### What to do:
Return each line of the listing that contains the string "name".
+++ Records +++
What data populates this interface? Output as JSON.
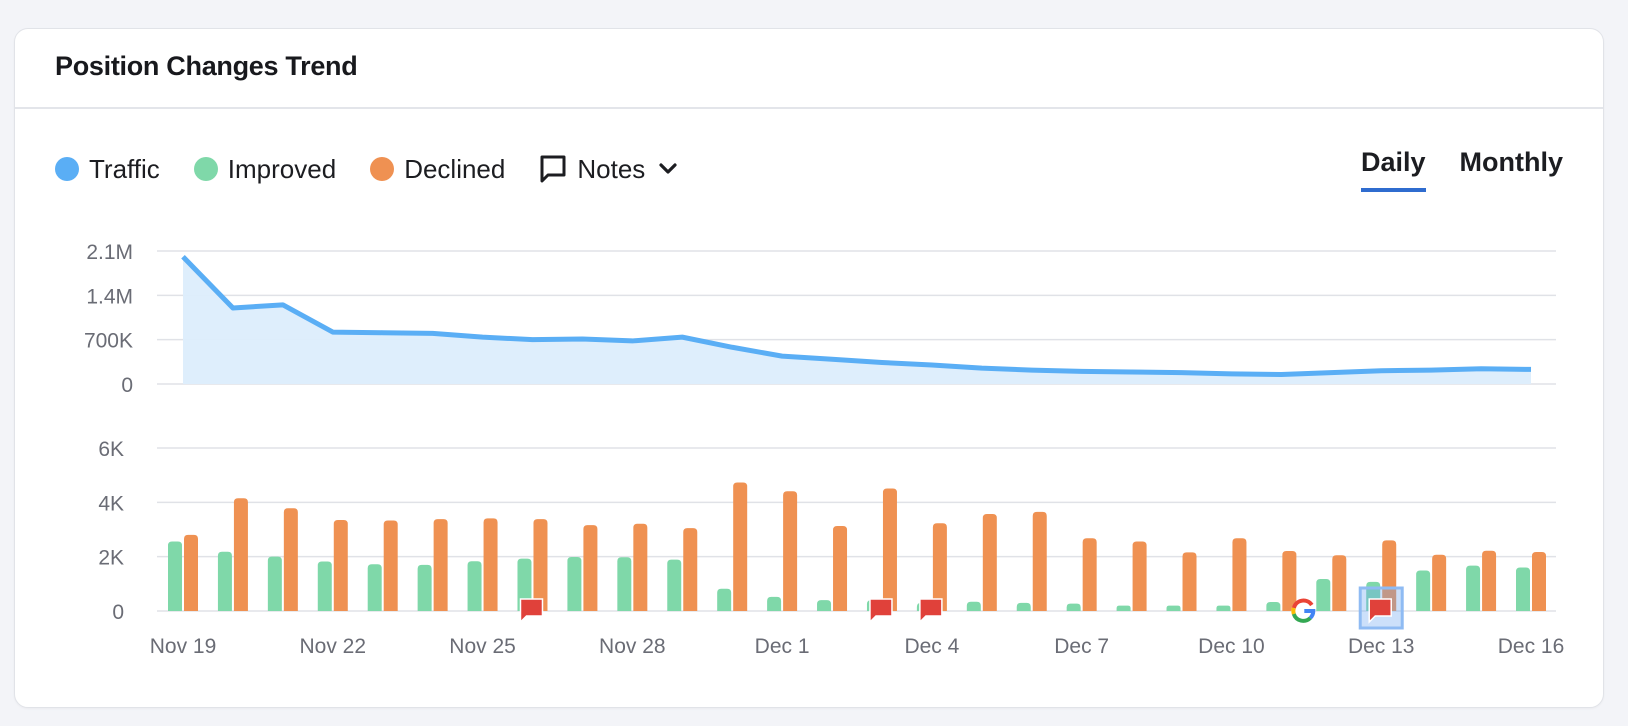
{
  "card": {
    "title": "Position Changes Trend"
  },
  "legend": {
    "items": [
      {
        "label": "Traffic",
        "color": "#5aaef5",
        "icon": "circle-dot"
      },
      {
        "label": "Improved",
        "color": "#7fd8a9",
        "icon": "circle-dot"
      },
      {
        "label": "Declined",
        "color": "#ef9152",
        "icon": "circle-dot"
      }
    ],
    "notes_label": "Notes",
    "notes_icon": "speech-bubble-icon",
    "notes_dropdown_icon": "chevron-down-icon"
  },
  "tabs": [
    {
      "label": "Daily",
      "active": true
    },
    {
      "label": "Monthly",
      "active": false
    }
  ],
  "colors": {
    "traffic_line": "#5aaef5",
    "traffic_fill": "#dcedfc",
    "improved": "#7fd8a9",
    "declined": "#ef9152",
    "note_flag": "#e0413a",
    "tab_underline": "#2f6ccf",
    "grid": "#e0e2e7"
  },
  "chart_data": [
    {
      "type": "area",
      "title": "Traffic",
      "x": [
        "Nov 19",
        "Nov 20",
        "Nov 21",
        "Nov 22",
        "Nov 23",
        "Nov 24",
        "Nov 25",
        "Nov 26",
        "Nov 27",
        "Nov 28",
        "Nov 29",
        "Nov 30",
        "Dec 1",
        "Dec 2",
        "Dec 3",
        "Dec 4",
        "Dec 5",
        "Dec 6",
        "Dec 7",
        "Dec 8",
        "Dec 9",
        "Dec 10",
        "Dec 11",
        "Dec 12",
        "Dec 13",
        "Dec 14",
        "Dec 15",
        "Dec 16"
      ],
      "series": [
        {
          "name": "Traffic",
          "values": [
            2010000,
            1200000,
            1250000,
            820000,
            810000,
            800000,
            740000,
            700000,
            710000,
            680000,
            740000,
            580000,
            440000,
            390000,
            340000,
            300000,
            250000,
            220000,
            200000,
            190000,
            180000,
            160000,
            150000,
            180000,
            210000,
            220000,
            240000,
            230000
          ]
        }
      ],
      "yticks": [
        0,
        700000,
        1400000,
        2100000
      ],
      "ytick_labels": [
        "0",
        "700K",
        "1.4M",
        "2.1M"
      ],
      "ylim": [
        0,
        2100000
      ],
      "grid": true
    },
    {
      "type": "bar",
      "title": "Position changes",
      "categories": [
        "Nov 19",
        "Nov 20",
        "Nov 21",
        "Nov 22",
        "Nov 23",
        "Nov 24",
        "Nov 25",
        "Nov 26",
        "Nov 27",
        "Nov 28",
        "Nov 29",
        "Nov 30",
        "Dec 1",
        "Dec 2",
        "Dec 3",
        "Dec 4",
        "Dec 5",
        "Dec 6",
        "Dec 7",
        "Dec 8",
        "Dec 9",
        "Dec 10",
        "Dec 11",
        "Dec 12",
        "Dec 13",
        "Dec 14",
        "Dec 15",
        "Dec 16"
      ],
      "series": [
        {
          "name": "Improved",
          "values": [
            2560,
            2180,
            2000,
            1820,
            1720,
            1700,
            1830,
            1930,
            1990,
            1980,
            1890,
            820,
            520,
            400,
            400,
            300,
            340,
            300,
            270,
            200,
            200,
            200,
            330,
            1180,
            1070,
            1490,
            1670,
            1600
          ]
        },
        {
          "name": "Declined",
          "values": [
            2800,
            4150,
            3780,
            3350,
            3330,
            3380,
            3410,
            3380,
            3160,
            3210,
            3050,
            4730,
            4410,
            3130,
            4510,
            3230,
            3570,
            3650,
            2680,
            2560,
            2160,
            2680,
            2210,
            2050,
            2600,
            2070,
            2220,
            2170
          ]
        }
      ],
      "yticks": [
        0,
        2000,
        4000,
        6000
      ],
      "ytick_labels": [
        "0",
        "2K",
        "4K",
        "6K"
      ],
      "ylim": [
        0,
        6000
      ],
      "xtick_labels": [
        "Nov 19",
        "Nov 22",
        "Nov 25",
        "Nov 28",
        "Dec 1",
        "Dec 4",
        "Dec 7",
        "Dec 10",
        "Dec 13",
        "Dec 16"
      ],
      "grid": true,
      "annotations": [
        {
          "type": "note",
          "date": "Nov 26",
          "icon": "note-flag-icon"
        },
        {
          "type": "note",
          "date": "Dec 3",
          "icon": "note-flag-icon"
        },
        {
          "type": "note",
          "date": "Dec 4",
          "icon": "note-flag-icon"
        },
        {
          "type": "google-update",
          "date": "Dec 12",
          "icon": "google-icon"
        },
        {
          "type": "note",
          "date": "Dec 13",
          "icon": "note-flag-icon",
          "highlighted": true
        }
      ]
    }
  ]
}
+++
+++ Records +++
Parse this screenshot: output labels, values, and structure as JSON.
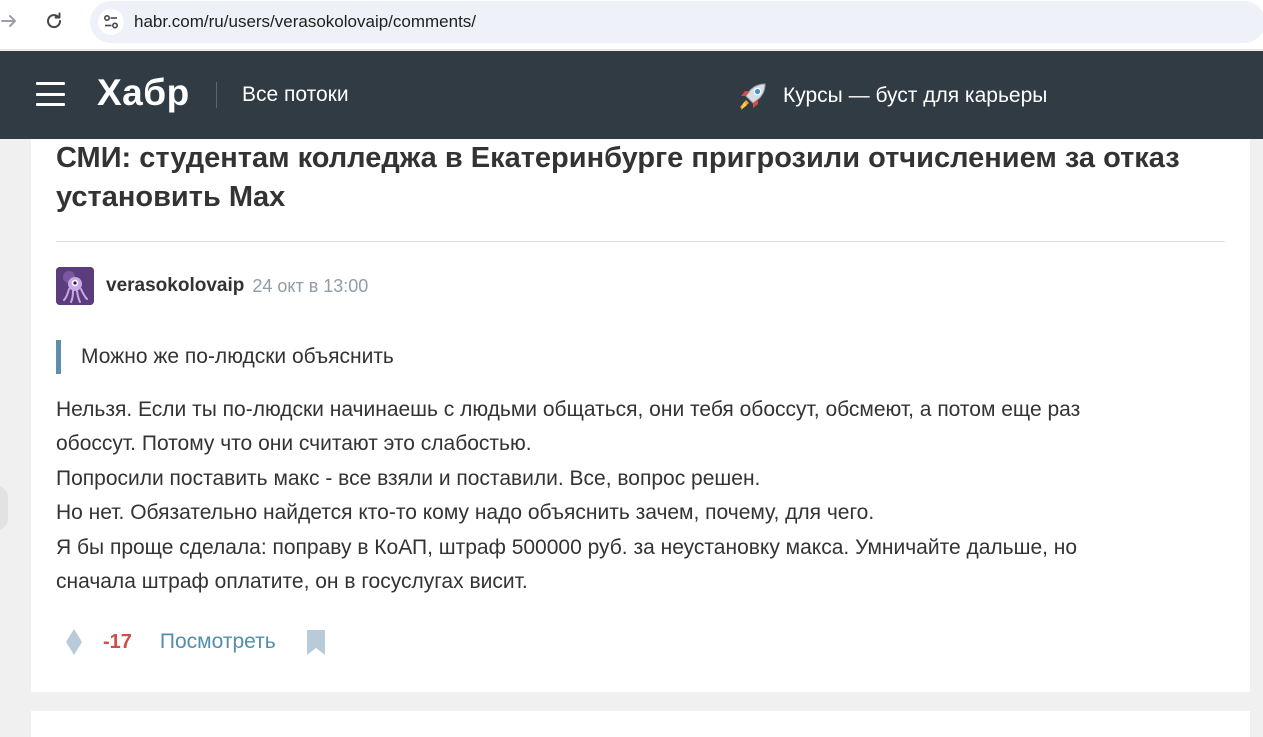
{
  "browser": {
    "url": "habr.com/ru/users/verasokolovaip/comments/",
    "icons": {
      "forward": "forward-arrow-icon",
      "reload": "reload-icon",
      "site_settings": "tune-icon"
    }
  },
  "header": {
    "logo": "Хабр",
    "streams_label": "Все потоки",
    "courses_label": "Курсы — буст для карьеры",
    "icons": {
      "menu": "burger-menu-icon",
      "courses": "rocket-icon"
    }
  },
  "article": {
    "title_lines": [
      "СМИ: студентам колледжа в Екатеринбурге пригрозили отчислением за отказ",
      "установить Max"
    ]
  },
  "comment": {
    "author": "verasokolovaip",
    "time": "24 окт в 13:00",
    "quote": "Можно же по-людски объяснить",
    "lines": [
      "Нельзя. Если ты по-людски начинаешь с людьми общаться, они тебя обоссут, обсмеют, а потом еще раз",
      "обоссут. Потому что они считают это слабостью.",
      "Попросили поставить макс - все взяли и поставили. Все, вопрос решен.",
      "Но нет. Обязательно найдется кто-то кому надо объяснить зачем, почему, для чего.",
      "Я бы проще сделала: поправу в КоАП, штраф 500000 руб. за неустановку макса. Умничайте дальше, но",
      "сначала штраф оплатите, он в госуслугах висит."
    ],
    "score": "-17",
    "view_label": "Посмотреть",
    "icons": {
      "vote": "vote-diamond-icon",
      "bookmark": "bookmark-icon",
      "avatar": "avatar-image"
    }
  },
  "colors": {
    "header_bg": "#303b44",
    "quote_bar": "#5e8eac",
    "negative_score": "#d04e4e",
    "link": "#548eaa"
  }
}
+++
### Full response:
          "name": "Traffic",
          "name": "Improved",
          "name": "Declined",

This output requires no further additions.